• [Task to carry out] Write out each line exactly as it stands, please.

• [Source data]
------------------------------
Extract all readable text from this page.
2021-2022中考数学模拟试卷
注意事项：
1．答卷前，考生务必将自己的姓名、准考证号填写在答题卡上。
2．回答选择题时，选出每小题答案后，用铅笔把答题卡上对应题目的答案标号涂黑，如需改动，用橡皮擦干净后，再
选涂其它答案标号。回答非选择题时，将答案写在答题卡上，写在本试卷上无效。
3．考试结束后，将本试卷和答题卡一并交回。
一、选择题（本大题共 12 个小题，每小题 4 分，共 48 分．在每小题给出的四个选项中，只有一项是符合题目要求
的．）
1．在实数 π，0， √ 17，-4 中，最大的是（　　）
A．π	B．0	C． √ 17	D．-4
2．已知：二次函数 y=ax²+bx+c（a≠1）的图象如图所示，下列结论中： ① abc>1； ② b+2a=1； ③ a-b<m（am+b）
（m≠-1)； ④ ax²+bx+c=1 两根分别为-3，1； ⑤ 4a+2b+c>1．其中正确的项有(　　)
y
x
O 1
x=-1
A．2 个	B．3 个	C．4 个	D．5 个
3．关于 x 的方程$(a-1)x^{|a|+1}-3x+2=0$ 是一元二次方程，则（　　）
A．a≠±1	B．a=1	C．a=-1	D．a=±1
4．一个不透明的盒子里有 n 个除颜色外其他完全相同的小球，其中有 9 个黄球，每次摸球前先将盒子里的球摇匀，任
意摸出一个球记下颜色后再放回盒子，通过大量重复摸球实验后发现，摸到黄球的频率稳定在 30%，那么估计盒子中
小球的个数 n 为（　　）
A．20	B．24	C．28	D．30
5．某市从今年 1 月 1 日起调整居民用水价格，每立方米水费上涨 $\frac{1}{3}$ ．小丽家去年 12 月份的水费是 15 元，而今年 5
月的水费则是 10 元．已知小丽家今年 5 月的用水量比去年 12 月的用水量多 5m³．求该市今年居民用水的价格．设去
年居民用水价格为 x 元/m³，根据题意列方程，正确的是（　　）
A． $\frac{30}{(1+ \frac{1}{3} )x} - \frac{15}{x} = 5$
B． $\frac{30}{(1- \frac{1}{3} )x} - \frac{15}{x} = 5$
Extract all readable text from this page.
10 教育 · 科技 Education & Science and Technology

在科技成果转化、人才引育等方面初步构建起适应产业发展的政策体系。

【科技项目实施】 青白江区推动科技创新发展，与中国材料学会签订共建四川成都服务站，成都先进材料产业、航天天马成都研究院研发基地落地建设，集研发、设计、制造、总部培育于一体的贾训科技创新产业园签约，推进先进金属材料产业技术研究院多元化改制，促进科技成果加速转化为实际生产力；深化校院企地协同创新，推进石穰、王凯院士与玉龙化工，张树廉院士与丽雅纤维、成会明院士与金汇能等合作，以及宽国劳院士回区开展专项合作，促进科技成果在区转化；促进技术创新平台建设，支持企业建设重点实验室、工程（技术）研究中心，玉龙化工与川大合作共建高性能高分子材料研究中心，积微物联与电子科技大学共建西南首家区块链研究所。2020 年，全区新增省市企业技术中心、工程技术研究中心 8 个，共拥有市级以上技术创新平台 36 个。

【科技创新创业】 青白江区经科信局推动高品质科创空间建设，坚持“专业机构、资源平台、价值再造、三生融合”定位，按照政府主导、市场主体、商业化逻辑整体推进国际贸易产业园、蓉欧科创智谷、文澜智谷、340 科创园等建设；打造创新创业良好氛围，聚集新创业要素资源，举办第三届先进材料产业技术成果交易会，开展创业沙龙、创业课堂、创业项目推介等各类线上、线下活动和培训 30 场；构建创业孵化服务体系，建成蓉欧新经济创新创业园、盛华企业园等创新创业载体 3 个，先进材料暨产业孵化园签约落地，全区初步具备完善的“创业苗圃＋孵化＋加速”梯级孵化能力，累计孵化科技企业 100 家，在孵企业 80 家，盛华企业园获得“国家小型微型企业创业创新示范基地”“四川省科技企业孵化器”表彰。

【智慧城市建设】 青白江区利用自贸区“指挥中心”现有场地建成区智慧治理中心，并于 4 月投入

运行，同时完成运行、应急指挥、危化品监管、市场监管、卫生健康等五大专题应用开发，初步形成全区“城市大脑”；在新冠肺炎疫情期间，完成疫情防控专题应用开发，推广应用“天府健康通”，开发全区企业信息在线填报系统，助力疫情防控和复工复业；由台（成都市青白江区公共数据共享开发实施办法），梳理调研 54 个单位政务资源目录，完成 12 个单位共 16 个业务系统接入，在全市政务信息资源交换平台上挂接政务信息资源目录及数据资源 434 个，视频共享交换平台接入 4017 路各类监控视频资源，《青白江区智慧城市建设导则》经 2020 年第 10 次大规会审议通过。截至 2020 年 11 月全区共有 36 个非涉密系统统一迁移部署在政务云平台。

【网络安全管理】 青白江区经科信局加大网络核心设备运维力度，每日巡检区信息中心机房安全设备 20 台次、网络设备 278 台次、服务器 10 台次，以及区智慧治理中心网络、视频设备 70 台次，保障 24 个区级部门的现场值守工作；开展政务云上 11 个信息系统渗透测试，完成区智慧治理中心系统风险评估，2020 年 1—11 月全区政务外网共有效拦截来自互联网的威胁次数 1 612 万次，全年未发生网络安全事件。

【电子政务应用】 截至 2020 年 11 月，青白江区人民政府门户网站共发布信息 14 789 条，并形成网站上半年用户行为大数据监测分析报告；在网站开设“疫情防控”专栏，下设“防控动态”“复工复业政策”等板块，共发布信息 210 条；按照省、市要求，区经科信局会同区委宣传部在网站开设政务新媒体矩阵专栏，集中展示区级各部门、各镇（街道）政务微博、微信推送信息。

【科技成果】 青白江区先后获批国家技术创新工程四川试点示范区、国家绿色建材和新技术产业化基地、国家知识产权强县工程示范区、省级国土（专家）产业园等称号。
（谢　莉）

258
------------------------------
• [Output]
Extract all readable text from this page.
2021-2022中考数学模拟试卷
注意事项：
1．答卷前，考生务必将自己的姓名、准考证号填写在答题卡上。
2．回答选择题时，选出每小题答案后，用铅笔把答题卡上对应题目的答案标号涂黑，如需改动，用橡皮擦干净后，再
选涂其它答案标号。回答非选择题时，将答案写在答题卡上，写在本试卷上无效。
3．考试结束后，将本试卷和答题卡一并交回。
一、选择题（本大题共 12 个小题，每小题 4 分，共 48 分．在每小题给出的四个选项中，只有一项是符合题目要求
的．）
1．在实数 π，0， √ 17，-4 中，最大的是（　　）
A．π	B．0	C． √ 17	D．-4
2．已知：二次函数 y=ax²+bx+c（a≠1）的图象如图所示，下列结论中： ① abc>1； ② b+2a=1； ③ a-b<m（am+b）
（m≠-1)； ④ ax²+bx+c=1 两根分别为-3，1； ⑤ 4a+2b+c>1．其中正确的项有(　　)
y
x
O 1
x=-1
A．2 个	B．3 个	C．4 个	D．5 个
3．关于 x 的方程$(a-1)x^{|a|+1}-3x+2=0$ 是一元二次方程，则（　　）
A．a≠±1	B．a=1	C．a=-1	D．a=±1
4．一个不透明的盒子里有 n 个除颜色外其他完全相同的小球，其中有 9 个黄球，每次摸球前先将盒子里的球摇匀，任
意摸出一个球记下颜色后再放回盒子，通过大量重复摸球实验后发现，摸到黄球的频率稳定在 30%，那么估计盒子中
小球的个数 n 为（　　）
A．20	B．24	C．28	D．30
5．某市从今年 1 月 1 日起调整居民用水价格，每立方米水费上涨 $\frac{1}{3}$ ．小丽家去年 12 月份的水费是 15 元，而今年 5
月的水费则是 10 元．已知小丽家今年 5 月的用水量比去年 12 月的用水量多 5m³．求该市今年居民用水的价格．设去
年居民用水价格为 x 元/m³，根据题意列方程，正确的是（　　）
A． $\frac{30}{(1+ \frac{1}{3} )x} - \frac{15}{x} = 5$
B． $\frac{30}{(1- \frac{1}{3} )x} - \frac{15}{x} = 5$
Extract all readable text from this page.
10 教育 · 科技 Education & Science and Technology

在科技成果转化、人才引育等方面初步构建起适应产业发展的政策体系。

【科技项目实施】 青白江区推动科技创新发展，与中国材料学会签订共建四川成都服务站，成都先进材料产业、航天天马成都研究院研发基地落地建设，集研发、设计、制造、总部培育于一体的贾训科技创新产业园签约，推进先进金属材料产业技术研究院多元化改制，促进科技成果加速转化为实际生产力；深化校院企地协同创新，推进石穰、王凯院士与玉龙化工，张树廉院士与丽雅纤维、成会明院士与金汇能等合作，以及宽国劳院士回区开展专项合作，促进科技成果在区转化；促进技术创新平台建设，支持企业建设重点实验室、工程（技术）研究中心，玉龙化工与川大合作共建高性能高分子材料研究中心，积微物联与电子科技大学共建西南首家区块链研究所。2020 年，全区新增省市企业技术中心、工程技术研究中心 8 个，共拥有市级以上技术创新平台 36 个。

【科技创新创业】 青白江区经科信局推动高品质科创空间建设，坚持“专业机构、资源平台、价值再造、三生融合”定位，按照政府主导、市场主体、商业化逻辑整体推进国际贸易产业园、蓉欧科创智谷、文澜智谷、340 科创园等建设；打造创新创业良好氛围，聚集新创业要素资源，举办第三届先进材料产业技术成果交易会，开展创业沙龙、创业课堂、创业项目推介等各类线上、线下活动和培训 30 场；构建创业孵化服务体系，建成蓉欧新经济创新创业园、盛华企业园等创新创业载体 3 个，先进材料暨产业孵化园签约落地，全区初步具备完善的“创业苗圃＋孵化＋加速”梯级孵化能力，累计孵化科技企业 100 家，在孵企业 80 家，盛华企业园获得“国家小型微型企业创业创新示范基地”“四川省科技企业孵化器”表彰。

【智慧城市建设】 青白江区利用自贸区“指挥中心”现有场地建成区智慧治理中心，并于 4 月投入

运行，同时完成运行、应急指挥、危化品监管、市场监管、卫生健康等五大专题应用开发，初步形成全区“城市大脑”；在新冠肺炎疫情期间，完成疫情防控专题应用开发，推广应用“天府健康通”，开发全区企业信息在线填报系统，助力疫情防控和复工复业；由台（成都市青白江区公共数据共享开发实施办法），梳理调研 54 个单位政务资源目录，完成 12 个单位共 16 个业务系统接入，在全市政务信息资源交换平台上挂接政务信息资源目录及数据资源 434 个，视频共享交换平台接入 4017 路各类监控视频资源，《青白江区智慧城市建设导则》经 2020 年第 10 次大规会审议通过。截至 2020 年 11 月全区共有 36 个非涉密系统统一迁移部署在政务云平台。

【网络安全管理】 青白江区经科信局加大网络核心设备运维力度，每日巡检区信息中心机房安全设备 20 台次、网络设备 278 台次、服务器 10 台次，以及区智慧治理中心网络、视频设备 70 台次，保障 24 个区级部门的现场值守工作；开展政务云上 11 个信息系统渗透测试，完成区智慧治理中心系统风险评估，2020 年 1—11 月全区政务外网共有效拦截来自互联网的威胁次数 1 612 万次，全年未发生网络安全事件。

【电子政务应用】 截至 2020 年 11 月，青白江区人民政府门户网站共发布信息 14 789 条，并形成网站上半年用户行为大数据监测分析报告；在网站开设“疫情防控”专栏，下设“防控动态”“复工复业政策”等板块，共发布信息 210 条；按照省、市要求，区经科信局会同区委宣传部在网站开设政务新媒体矩阵专栏，集中展示区级各部门、各镇（街道）政务微博、微信推送信息。

【科技成果】 青白江区先后获批国家技术创新工程四川试点示范区、国家绿色建材和新技术产业化基地、国家知识产权强县工程示范区、省级国土（专家）产业园等称号。
（谢　莉）

258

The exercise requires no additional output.